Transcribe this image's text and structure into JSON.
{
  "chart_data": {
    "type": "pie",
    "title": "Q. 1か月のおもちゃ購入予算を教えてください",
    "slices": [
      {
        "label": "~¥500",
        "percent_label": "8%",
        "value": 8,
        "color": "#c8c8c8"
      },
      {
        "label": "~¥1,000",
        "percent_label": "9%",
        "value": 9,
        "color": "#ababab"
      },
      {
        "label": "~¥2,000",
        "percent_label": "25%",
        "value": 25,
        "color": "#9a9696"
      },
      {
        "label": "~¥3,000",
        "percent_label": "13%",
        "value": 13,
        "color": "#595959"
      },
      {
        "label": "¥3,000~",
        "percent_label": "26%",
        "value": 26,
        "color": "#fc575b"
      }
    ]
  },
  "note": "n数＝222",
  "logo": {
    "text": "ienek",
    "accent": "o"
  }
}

§ **Directions**:
Note every line above where the string "text" shows up, and copy those lines.

§ **Exercise solution**:
Transcribe this image's text and structure into JSON.
    "text": "ienek",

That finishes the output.